Figure dataset records:
* Begin *

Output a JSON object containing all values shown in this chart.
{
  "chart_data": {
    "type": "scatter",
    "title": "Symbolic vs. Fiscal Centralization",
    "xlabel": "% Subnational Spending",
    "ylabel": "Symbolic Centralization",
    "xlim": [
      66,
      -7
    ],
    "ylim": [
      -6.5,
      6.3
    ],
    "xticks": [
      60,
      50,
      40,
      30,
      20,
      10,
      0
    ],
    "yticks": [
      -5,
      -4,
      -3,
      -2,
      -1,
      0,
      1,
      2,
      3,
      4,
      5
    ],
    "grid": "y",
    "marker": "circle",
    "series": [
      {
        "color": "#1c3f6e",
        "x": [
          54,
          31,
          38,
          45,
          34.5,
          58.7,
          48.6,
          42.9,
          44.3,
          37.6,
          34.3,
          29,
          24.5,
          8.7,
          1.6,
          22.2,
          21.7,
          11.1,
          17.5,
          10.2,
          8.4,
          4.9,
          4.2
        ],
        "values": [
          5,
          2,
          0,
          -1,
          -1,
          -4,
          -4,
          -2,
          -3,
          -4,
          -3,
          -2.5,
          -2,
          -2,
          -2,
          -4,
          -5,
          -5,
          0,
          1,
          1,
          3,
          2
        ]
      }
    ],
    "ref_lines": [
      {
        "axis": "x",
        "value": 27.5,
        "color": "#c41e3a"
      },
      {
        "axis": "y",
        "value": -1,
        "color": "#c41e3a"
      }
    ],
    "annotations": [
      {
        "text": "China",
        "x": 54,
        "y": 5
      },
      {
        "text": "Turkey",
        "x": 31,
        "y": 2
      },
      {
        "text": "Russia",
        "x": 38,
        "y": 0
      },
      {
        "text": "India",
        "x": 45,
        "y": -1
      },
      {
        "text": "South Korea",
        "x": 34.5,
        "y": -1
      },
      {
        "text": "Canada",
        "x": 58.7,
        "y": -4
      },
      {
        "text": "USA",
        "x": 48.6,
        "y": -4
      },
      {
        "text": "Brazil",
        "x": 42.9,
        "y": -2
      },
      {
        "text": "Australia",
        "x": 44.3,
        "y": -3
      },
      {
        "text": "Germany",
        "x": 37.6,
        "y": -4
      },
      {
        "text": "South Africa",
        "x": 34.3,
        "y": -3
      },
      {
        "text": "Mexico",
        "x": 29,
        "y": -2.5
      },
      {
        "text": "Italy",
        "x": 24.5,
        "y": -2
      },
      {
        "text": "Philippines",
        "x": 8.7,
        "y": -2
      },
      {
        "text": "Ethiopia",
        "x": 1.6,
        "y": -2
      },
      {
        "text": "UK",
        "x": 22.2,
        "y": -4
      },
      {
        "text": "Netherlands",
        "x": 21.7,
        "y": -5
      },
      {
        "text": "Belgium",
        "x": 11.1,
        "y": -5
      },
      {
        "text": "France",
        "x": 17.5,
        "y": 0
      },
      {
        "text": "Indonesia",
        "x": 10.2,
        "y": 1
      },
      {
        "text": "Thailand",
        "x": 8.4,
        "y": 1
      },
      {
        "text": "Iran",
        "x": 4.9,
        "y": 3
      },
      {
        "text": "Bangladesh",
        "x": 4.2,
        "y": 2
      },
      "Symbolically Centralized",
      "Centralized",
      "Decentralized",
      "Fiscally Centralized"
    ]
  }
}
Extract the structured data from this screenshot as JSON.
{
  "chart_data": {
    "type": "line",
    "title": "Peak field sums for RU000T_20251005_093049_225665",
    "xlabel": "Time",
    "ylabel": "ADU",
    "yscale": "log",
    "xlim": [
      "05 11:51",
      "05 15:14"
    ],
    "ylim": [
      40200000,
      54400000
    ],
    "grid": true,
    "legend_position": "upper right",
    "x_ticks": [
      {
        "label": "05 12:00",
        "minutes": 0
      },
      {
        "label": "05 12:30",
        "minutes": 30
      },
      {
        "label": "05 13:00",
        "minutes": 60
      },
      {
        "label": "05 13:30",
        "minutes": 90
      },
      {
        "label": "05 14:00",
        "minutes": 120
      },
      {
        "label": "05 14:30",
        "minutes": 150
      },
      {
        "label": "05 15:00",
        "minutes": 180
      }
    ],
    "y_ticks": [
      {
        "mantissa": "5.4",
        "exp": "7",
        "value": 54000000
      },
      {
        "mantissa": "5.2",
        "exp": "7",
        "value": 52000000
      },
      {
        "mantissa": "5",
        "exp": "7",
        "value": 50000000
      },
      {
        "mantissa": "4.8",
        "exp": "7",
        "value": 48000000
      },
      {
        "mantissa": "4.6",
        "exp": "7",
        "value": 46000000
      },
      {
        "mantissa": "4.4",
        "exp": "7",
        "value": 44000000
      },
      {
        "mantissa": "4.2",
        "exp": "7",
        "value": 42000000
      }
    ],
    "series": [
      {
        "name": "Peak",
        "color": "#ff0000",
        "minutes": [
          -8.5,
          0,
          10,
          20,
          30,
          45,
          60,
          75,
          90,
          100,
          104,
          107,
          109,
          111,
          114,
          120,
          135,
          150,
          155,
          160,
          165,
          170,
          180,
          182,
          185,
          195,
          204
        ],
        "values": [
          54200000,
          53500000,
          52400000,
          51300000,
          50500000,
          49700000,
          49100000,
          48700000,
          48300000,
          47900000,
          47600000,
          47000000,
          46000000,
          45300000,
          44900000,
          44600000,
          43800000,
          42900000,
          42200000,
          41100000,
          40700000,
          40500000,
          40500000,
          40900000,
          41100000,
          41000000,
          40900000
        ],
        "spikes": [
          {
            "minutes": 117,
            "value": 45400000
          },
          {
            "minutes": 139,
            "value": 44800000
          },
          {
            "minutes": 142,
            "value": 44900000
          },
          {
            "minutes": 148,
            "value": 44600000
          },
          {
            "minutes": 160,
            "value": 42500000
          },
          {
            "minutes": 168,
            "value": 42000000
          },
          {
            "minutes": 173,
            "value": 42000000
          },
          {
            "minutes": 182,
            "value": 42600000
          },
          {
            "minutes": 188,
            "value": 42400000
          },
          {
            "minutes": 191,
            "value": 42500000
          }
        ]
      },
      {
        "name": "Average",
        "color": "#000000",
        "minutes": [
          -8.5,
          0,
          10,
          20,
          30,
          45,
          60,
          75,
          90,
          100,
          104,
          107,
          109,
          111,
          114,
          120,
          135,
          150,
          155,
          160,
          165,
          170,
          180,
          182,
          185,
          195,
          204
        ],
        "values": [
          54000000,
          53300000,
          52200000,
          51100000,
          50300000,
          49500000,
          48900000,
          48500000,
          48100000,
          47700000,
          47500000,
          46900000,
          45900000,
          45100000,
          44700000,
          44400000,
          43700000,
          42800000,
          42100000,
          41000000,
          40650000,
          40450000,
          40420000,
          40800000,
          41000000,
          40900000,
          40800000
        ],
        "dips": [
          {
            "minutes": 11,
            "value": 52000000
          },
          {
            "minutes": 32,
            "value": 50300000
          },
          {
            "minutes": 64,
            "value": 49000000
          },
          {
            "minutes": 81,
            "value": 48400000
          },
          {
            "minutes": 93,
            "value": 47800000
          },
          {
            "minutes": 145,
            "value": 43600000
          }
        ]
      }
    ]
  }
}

* End *

> [Goal] Gather each line in the entries above where the string "color" is found.

> [Solution below]
        "color": "#1c3f6e",
        "color": "#c41e3a"
        "color": "#c41e3a"
        "color": "#ff0000",
        "color": "#000000",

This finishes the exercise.